## TASK
Copy out each line of the data that holds the word "conjunto".

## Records
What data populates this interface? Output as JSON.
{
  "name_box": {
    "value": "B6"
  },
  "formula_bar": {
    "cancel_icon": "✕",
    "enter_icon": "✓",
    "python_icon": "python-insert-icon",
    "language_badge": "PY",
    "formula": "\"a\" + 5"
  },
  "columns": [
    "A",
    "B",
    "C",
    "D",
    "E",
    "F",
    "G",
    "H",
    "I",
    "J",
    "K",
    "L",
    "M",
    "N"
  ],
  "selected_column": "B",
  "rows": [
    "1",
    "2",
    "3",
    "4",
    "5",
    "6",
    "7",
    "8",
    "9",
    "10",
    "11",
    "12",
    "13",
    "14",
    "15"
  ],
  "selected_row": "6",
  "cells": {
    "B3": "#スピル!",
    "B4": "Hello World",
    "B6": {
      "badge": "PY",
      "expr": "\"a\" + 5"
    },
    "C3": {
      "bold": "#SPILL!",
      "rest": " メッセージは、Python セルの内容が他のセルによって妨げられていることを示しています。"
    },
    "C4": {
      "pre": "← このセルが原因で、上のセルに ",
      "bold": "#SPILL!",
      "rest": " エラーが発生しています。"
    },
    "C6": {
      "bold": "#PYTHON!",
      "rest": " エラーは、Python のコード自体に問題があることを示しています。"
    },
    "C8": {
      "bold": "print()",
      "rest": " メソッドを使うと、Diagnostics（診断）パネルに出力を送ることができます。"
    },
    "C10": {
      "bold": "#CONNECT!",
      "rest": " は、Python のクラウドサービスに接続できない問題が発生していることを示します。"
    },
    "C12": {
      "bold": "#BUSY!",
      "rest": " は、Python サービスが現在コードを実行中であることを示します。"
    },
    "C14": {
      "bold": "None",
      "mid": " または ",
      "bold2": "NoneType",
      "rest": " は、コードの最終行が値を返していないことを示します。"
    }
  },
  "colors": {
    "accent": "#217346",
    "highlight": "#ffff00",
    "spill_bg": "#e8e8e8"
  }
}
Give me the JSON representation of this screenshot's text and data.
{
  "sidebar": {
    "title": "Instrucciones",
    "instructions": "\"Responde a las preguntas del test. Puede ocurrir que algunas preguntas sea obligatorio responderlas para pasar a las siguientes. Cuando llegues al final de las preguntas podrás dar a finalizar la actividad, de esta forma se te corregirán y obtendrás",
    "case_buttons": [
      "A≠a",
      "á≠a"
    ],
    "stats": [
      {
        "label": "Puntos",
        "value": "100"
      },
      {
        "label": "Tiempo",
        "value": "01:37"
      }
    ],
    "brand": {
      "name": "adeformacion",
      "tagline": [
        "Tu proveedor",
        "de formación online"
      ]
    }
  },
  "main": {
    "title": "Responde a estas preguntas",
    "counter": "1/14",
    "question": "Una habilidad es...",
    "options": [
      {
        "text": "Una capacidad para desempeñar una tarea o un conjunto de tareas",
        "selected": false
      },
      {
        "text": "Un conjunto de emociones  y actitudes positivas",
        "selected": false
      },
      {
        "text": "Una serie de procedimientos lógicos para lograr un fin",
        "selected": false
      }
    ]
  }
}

## ANSWER TO THE TASK
        "text": "Una capacidad para desempeñar una tarea o un conjunto de tareas",
        "text": "Un conjunto de emociones  y actitudes positivas",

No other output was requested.